◆ **GOAL**:
Reproduce the listing below word for word, leaving every line unchanged.

Excerpts from a set of layout annotations:
++++++

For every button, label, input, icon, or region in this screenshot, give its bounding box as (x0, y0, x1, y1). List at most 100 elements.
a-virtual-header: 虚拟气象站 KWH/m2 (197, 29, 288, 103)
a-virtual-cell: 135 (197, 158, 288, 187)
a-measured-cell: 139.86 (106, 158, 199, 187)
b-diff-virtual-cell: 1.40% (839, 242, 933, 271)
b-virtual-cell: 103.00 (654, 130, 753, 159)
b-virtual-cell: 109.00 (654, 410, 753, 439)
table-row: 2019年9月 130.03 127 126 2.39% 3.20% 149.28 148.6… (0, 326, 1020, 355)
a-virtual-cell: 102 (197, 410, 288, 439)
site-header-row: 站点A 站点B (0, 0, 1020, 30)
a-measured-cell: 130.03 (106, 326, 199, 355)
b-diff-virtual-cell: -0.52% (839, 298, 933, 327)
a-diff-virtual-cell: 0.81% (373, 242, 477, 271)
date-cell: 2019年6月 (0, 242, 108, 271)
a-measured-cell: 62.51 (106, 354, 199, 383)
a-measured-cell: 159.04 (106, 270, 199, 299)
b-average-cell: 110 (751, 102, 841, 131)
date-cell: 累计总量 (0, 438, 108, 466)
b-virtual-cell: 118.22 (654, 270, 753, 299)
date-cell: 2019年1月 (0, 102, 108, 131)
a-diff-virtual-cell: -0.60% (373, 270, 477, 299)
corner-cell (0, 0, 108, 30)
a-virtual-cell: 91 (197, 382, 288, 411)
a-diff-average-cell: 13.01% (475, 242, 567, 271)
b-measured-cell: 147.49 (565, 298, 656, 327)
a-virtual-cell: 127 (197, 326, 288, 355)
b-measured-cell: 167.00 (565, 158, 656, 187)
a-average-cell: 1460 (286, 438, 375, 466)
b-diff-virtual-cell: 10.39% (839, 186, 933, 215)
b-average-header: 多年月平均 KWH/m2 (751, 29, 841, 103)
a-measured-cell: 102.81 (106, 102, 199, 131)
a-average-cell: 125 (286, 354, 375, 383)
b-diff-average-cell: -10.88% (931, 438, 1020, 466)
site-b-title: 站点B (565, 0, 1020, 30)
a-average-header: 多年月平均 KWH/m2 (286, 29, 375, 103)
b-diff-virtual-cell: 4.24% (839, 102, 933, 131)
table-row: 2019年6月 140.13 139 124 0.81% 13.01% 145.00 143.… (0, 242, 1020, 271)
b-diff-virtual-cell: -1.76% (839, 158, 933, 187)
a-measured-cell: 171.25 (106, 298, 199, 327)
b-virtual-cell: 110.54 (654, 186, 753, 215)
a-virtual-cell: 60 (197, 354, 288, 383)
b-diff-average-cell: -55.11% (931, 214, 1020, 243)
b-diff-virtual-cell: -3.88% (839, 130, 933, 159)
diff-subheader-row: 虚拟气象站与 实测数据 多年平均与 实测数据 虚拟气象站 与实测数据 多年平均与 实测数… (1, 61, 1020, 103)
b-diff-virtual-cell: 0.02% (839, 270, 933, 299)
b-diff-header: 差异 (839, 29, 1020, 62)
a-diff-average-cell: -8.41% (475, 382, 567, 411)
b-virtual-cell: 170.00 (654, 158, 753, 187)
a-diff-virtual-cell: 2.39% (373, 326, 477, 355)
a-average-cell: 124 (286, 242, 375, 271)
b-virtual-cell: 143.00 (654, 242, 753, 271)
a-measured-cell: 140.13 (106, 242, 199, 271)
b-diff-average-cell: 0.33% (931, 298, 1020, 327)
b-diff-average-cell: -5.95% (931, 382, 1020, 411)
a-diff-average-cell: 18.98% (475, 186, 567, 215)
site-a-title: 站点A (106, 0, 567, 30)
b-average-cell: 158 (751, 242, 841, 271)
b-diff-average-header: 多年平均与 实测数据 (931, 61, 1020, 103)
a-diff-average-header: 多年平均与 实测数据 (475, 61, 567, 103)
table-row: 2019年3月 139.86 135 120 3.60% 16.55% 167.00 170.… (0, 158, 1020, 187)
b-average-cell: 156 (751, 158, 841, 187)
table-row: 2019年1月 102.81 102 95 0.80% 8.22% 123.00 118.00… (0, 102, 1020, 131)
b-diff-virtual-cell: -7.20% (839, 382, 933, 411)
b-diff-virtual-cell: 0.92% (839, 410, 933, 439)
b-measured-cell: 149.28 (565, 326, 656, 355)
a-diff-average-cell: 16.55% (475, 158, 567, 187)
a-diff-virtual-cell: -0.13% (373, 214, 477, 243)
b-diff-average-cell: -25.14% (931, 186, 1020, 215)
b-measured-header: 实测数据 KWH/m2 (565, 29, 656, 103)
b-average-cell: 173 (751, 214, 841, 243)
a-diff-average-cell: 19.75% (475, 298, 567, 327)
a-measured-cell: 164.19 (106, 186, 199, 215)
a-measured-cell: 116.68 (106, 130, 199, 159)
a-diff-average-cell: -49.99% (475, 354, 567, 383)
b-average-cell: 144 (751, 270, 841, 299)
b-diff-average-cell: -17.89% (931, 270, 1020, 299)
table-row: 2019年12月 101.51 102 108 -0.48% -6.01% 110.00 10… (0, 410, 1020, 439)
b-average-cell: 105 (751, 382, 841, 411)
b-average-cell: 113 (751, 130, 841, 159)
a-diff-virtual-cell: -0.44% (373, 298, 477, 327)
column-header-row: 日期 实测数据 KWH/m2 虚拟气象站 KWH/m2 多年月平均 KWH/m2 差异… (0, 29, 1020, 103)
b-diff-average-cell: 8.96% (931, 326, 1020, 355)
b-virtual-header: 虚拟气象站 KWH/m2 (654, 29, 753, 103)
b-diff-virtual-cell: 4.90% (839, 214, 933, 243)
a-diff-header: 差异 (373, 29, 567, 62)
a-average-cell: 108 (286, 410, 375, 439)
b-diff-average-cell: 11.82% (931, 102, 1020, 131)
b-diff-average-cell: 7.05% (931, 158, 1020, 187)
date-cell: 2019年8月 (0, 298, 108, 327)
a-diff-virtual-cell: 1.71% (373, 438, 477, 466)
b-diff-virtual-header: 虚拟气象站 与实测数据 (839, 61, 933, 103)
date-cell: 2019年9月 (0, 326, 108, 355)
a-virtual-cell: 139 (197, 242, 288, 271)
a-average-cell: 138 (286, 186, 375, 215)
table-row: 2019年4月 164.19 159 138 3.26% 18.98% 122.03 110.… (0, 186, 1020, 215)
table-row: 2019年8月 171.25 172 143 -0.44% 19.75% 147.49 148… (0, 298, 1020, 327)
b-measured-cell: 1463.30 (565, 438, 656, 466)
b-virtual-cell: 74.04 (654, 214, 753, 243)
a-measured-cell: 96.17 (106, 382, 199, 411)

++++++

◆ **FINAL RESULT**:
For every button, label, input, icon, or region in this screenshot, give its bounding box as (x0, y0, x1, y1). List at most 100 elements.
a-virtual-header: 虚拟气象站 KWH/m2 (197, 29, 288, 103)
a-virtual-cell: 135 (197, 158, 288, 187)
a-measured-cell: 139.86 (106, 158, 199, 187)
b-diff-virtual-cell: 1.40% (839, 242, 933, 271)
b-virtual-cell: 103.00 (654, 130, 753, 159)
b-virtual-cell: 109.00 (654, 410, 753, 439)
table-row: 2019年9月 130.03 127 126 2.39% 3.20% 149.28 148.6… (0, 326, 1020, 355)
a-virtual-cell: 102 (197, 410, 288, 439)
site-header-row: 站点A 站点B (0, 0, 1020, 30)
a-measured-cell: 130.03 (106, 326, 199, 355)
b-diff-virtual-cell: -0.52% (839, 298, 933, 327)
a-diff-virtual-cell: 0.81% (373, 242, 477, 271)
date-cell: 2019年6月 (0, 242, 108, 271)
a-measured-cell: 62.51 (106, 354, 199, 383)
a-measured-cell: 159.04 (106, 270, 199, 299)
b-average-cell: 110 (751, 102, 841, 131)
date-cell: 累计总量 (0, 438, 108, 466)
b-virtual-cell: 118.22 (654, 270, 753, 299)
date-cell: 2019年1月 (0, 102, 108, 131)
a-diff-virtual-cell: -0.60% (373, 270, 477, 299)
corner-cell (0, 0, 108, 30)
a-virtual-cell: 91 (197, 382, 288, 411)
a-diff-average-cell: 13.01% (475, 242, 567, 271)
b-measured-cell: 147.49 (565, 298, 656, 327)
a-virtual-cell: 127 (197, 326, 288, 355)
b-measured-cell: 167.00 (565, 158, 656, 187)
a-average-cell: 1460 (286, 438, 375, 466)
b-diff-virtual-cell: 10.39% (839, 186, 933, 215)
b-average-header: 多年月平均 KWH/m2 (751, 29, 841, 103)
a-measured-cell: 102.81 (106, 102, 199, 131)
a-average-cell: 125 (286, 354, 375, 383)
b-diff-average-cell: -10.88% (931, 438, 1020, 466)
site-b-title: 站点B (565, 0, 1020, 30)
a-average-header: 多年月平均 KWH/m2 (286, 29, 375, 103)
b-diff-virtual-cell: 4.24% (839, 102, 933, 131)
table-row: 2019年6月 140.13 139 124 0.81% 13.01% 145.00 143.… (0, 242, 1020, 271)
b-diff-virtual-cell: -1.76% (839, 158, 933, 187)
a-measured-cell: 171.25 (106, 298, 199, 327)
b-virtual-cell: 110.54 (654, 186, 753, 215)
a-virtual-cell: 60 (197, 354, 288, 383)
b-diff-average-cell: -55.11% (931, 214, 1020, 243)
b-diff-virtual-cell: -3.88% (839, 130, 933, 159)
diff-subheader-row: 虚拟气象站与 实测数据 多年平均与 实测数据 虚拟气象站 与实测数据 多年平均与 实测数… (1, 61, 1020, 103)
b-diff-virtual-cell: 0.02% (839, 270, 933, 299)
b-diff-header: 差异 (839, 29, 1020, 62)
a-diff-average-cell: -8.41% (475, 382, 567, 411)
b-virtual-cell: 170.00 (654, 158, 753, 187)
a-diff-virtual-cell: 2.39% (373, 326, 477, 355)
a-average-cell: 124 (286, 242, 375, 271)
b-virtual-cell: 143.00 (654, 242, 753, 271)
a-measured-cell: 140.13 (106, 242, 199, 271)
b-diff-average-cell: 0.33% (931, 298, 1020, 327)
b-diff-average-cell: -5.95% (931, 382, 1020, 411)
a-diff-average-cell: 18.98% (475, 186, 567, 215)
site-a-title: 站点A (106, 0, 567, 30)
b-average-cell: 158 (751, 242, 841, 271)
b-diff-average-header: 多年平均与 实测数据 (931, 61, 1020, 103)
a-diff-average-header: 多年平均与 实测数据 (475, 61, 567, 103)
table-row: 2019年3月 139.86 135 120 3.60% 16.55% 167.00 170.… (0, 158, 1020, 187)
b-average-cell: 156 (751, 158, 841, 187)
table-row: 2019年1月 102.81 102 95 0.80% 8.22% 123.00 118.00… (0, 102, 1020, 131)
b-diff-virtual-cell: -7.20% (839, 382, 933, 411)
b-diff-virtual-cell: 0.92% (839, 410, 933, 439)
b-measured-cell: 149.28 (565, 326, 656, 355)
a-diff-average-cell: 16.55% (475, 158, 567, 187)
a-diff-virtual-cell: -0.13% (373, 214, 477, 243)
b-diff-average-cell: -25.14% (931, 186, 1020, 215)
b-measured-header: 实测数据 KWH/m2 (565, 29, 656, 103)
b-average-cell: 173 (751, 214, 841, 243)
a-diff-average-cell: 19.75% (475, 298, 567, 327)
a-measured-cell: 164.19 (106, 186, 199, 215)
a-measured-cell: 116.68 (106, 130, 199, 159)
a-diff-average-cell: -49.99% (475, 354, 567, 383)
b-average-cell: 144 (751, 270, 841, 299)
b-diff-average-cell: -17.89% (931, 270, 1020, 299)
table-row: 2019年12月 101.51 102 108 -0.48% -6.01% 110.00 10… (0, 410, 1020, 439)
b-average-cell: 105 (751, 382, 841, 411)
b-average-cell: 113 (751, 130, 841, 159)
a-diff-virtual-cell: -0.44% (373, 298, 477, 327)
column-header-row: 日期 实测数据 KWH/m2 虚拟气象站 KWH/m2 多年月平均 KWH/m2 差异… (0, 29, 1020, 103)
b-diff-average-cell: 8.96% (931, 326, 1020, 355)
b-virtual-header: 虚拟气象站 KWH/m2 (654, 29, 753, 103)
b-diff-virtual-cell: 4.90% (839, 214, 933, 243)
a-diff-header: 差异 (373, 29, 567, 62)
a-average-cell: 108 (286, 410, 375, 439)
b-diff-average-cell: 11.82% (931, 102, 1020, 131)
b-diff-average-cell: 7.05% (931, 158, 1020, 187)
date-cell: 2019年8月 (0, 298, 108, 327)
a-diff-virtual-cell: 1.71% (373, 438, 477, 466)
b-diff-virtual-header: 虚拟气象站 与实测数据 (839, 61, 933, 103)
date-cell: 2019年9月 (0, 326, 108, 355)
a-virtual-cell: 139 (197, 242, 288, 271)
a-average-cell: 138 (286, 186, 375, 215)
table-row: 2019年4月 164.19 159 138 3.26% 18.98% 122.03 110.… (0, 186, 1020, 215)
table-row: 2019年8月 171.25 172 143 -0.44% 19.75% 147.49 148… (0, 298, 1020, 327)
b-measured-cell: 1463.30 (565, 438, 656, 466)
b-virtual-cell: 74.04 (654, 214, 753, 243)
a-measured-cell: 96.17 (106, 382, 199, 411)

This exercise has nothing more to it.